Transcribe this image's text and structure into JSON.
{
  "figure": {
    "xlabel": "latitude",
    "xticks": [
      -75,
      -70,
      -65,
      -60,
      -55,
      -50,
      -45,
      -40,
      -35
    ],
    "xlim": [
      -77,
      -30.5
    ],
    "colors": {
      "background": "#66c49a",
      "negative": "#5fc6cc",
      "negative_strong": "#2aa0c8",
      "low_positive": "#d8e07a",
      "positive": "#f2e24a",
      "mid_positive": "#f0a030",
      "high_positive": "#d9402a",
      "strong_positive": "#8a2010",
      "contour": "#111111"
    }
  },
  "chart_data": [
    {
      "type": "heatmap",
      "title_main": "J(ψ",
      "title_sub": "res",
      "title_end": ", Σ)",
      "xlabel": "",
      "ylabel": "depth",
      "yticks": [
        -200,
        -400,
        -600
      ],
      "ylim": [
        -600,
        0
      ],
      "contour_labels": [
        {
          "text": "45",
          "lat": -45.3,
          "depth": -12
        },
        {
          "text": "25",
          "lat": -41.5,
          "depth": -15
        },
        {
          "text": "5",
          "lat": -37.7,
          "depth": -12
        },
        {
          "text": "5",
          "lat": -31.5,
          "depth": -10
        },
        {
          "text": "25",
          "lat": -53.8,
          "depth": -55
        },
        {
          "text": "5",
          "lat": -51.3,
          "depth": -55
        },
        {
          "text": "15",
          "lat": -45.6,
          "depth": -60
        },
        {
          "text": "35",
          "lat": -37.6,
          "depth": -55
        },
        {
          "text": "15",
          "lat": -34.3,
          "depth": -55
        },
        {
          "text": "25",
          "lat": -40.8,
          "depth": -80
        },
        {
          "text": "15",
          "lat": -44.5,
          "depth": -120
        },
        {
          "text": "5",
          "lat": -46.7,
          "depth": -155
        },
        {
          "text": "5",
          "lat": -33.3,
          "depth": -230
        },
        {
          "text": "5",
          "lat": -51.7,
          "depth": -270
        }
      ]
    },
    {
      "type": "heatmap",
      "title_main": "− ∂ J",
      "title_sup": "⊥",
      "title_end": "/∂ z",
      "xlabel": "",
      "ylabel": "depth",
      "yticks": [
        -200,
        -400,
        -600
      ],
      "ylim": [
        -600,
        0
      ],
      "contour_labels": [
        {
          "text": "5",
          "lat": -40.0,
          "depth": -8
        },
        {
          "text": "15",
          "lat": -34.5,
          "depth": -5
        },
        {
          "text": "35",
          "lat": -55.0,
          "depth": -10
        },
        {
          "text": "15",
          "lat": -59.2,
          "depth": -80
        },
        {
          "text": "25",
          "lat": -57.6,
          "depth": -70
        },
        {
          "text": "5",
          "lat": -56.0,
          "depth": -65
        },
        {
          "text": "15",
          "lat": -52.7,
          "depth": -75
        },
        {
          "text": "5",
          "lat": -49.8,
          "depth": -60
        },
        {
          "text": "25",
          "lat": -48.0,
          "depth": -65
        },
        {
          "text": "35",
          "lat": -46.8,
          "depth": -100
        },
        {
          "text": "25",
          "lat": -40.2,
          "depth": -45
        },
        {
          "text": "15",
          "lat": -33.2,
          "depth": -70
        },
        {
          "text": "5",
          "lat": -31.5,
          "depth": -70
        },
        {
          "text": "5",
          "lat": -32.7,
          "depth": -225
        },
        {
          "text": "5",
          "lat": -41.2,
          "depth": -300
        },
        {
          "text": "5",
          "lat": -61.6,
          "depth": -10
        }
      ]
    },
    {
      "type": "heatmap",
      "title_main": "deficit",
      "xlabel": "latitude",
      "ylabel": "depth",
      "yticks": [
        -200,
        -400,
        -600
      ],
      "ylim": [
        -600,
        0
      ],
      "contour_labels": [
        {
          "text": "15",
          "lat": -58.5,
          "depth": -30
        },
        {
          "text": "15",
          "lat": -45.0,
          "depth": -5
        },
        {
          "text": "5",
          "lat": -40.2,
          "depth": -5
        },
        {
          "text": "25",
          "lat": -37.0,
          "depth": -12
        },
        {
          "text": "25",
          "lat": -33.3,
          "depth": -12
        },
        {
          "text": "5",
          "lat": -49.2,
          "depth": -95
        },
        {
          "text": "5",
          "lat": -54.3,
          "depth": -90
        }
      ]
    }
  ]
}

GIVEN TASK: Quote all the records exactly, please, leaving none out.

REPLY TO THE EXERCISE:
Transcribe this image's text and structure into JSON.
{
  "figure": {
    "xlabel": "latitude",
    "xticks": [
      -75,
      -70,
      -65,
      -60,
      -55,
      -50,
      -45,
      -40,
      -35
    ],
    "xlim": [
      -77,
      -30.5
    ],
    "colors": {
      "background": "#66c49a",
      "negative": "#5fc6cc",
      "negative_strong": "#2aa0c8",
      "low_positive": "#d8e07a",
      "positive": "#f2e24a",
      "mid_positive": "#f0a030",
      "high_positive": "#d9402a",
      "strong_positive": "#8a2010",
      "contour": "#111111"
    }
  },
  "chart_data": [
    {
      "type": "heatmap",
      "title_main": "J(ψ",
      "title_sub": "res",
      "title_end": ", Σ)",
      "xlabel": "",
      "ylabel": "depth",
      "yticks": [
        -200,
        -400,
        -600
      ],
      "ylim": [
        -600,
        0
      ],
      "contour_labels": [
        {
          "text": "45",
          "lat": -45.3,
          "depth": -12
        },
        {
          "text": "25",
          "lat": -41.5,
          "depth": -15
        },
        {
          "text": "5",
          "lat": -37.7,
          "depth": -12
        },
        {
          "text": "5",
          "lat": -31.5,
          "depth": -10
        },
        {
          "text": "25",
          "lat": -53.8,
          "depth": -55
        },
        {
          "text": "5",
          "lat": -51.3,
          "depth": -55
        },
        {
          "text": "15",
          "lat": -45.6,
          "depth": -60
        },
        {
          "text": "35",
          "lat": -37.6,
          "depth": -55
        },
        {
          "text": "15",
          "lat": -34.3,
          "depth": -55
        },
        {
          "text": "25",
          "lat": -40.8,
          "depth": -80
        },
        {
          "text": "15",
          "lat": -44.5,
          "depth": -120
        },
        {
          "text": "5",
          "lat": -46.7,
          "depth": -155
        },
        {
          "text": "5",
          "lat": -33.3,
          "depth": -230
        },
        {
          "text": "5",
          "lat": -51.7,
          "depth": -270
        }
      ]
    },
    {
      "type": "heatmap",
      "title_main": "− ∂ J",
      "title_sup": "⊥",
      "title_end": "/∂ z",
      "xlabel": "",
      "ylabel": "depth",
      "yticks": [
        -200,
        -400,
        -600
      ],
      "ylim": [
        -600,
        0
      ],
      "contour_labels": [
        {
          "text": "5",
          "lat": -40.0,
          "depth": -8
        },
        {
          "text": "15",
          "lat": -34.5,
          "depth": -5
        },
        {
          "text": "35",
          "lat": -55.0,
          "depth": -10
        },
        {
          "text": "15",
          "lat": -59.2,
          "depth": -80
        },
        {
          "text": "25",
          "lat": -57.6,
          "depth": -70
        },
        {
          "text": "5",
          "lat": -56.0,
          "depth": -65
        },
        {
          "text": "15",
          "lat": -52.7,
          "depth": -75
        },
        {
          "text": "5",
          "lat": -49.8,
          "depth": -60
        },
        {
          "text": "25",
          "lat": -48.0,
          "depth": -65
        },
        {
          "text": "35",
          "lat": -46.8,
          "depth": -100
        },
        {
          "text": "25",
          "lat": -40.2,
          "depth": -45
        },
        {
          "text": "15",
          "lat": -33.2,
          "depth": -70
        },
        {
          "text": "5",
          "lat": -31.5,
          "depth": -70
        },
        {
          "text": "5",
          "lat": -32.7,
          "depth": -225
        },
        {
          "text": "5",
          "lat": -41.2,
          "depth": -300
        },
        {
          "text": "5",
          "lat": -61.6,
          "depth": -10
        }
      ]
    },
    {
      "type": "heatmap",
      "title_main": "deficit",
      "xlabel": "latitude",
      "ylabel": "depth",
      "yticks": [
        -200,
        -400,
        -600
      ],
      "ylim": [
        -600,
        0
      ],
      "contour_labels": [
        {
          "text": "15",
          "lat": -58.5,
          "depth": -30
        },
        {
          "text": "15",
          "lat": -45.0,
          "depth": -5
        },
        {
          "text": "5",
          "lat": -40.2,
          "depth": -5
        },
        {
          "text": "25",
          "lat": -37.0,
          "depth": -12
        },
        {
          "text": "25",
          "lat": -33.3,
          "depth": -12
        },
        {
          "text": "5",
          "lat": -49.2,
          "depth": -95
        },
        {
          "text": "5",
          "lat": -54.3,
          "depth": -90
        }
      ]
    }
  ]
}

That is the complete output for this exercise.